### What is being asked
Beginning with the line where "Enumerate this screenshot's" appears, retype every remaining line of the data below, both the first and last included.

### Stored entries
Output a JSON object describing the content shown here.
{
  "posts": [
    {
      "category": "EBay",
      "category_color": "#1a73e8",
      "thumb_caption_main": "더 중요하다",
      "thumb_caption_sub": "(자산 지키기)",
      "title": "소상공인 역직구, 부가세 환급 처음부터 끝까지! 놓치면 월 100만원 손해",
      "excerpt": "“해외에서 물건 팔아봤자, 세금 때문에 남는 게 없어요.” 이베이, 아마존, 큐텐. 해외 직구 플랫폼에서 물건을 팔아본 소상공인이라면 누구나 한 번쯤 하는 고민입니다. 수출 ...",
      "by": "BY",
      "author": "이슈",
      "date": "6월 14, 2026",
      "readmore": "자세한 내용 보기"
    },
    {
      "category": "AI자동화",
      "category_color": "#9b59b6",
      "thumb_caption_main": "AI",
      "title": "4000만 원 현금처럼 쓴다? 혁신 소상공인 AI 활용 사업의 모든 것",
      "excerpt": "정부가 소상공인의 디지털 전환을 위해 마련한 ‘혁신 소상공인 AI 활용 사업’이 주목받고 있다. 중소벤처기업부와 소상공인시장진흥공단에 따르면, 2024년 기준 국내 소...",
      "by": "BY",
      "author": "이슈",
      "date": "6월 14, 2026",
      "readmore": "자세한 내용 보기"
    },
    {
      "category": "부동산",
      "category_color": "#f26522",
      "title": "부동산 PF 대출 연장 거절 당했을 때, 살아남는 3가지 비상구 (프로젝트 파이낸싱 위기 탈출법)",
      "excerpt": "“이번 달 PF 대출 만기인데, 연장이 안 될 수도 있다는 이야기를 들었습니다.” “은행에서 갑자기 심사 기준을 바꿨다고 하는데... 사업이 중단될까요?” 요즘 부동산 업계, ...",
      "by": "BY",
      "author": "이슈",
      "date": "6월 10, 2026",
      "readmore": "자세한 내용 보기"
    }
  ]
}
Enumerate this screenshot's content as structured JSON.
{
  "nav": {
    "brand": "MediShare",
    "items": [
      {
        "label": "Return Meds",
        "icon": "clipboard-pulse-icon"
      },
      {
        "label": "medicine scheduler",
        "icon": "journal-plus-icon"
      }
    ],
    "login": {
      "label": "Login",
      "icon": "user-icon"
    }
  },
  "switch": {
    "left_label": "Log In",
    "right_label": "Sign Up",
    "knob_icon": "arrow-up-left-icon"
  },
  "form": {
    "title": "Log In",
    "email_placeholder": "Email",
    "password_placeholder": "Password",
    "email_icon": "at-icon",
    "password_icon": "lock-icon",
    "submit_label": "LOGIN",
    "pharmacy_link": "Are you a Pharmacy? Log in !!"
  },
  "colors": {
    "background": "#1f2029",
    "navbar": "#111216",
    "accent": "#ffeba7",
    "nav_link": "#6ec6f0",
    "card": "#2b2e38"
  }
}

### Solved problem
Enumerate this screenshot's content as structured JSON.
{
  "nav": {
    "brand": "MediShare",
    "items": [
      {
        "label": "Return Meds",
        "icon": "clipboard-pulse-icon"
      },
      {
        "label": "medicine scheduler",
        "icon": "journal-plus-icon"
      }
    ],
    "login": {
      "label": "Login",
      "icon": "user-icon"
    }
  },
  "switch": {
    "left_label": "Log In",
    "right_label": "Sign Up",
    "knob_icon": "arrow-up-left-icon"
  },
  "form": {
    "title": "Log In",
    "email_placeholder": "Email",
    "password_placeholder": "Password",
    "email_icon": "at-icon",
    "password_icon": "lock-icon",
    "submit_label": "LOGIN",
    "pharmacy_link": "Are you a Pharmacy? Log in !!"
  },
  "colors": {
    "background": "#1f2029",
    "navbar": "#111216",
    "accent": "#ffeba7",
    "nav_link": "#6ec6f0",
    "card": "#2b2e38"
  }
}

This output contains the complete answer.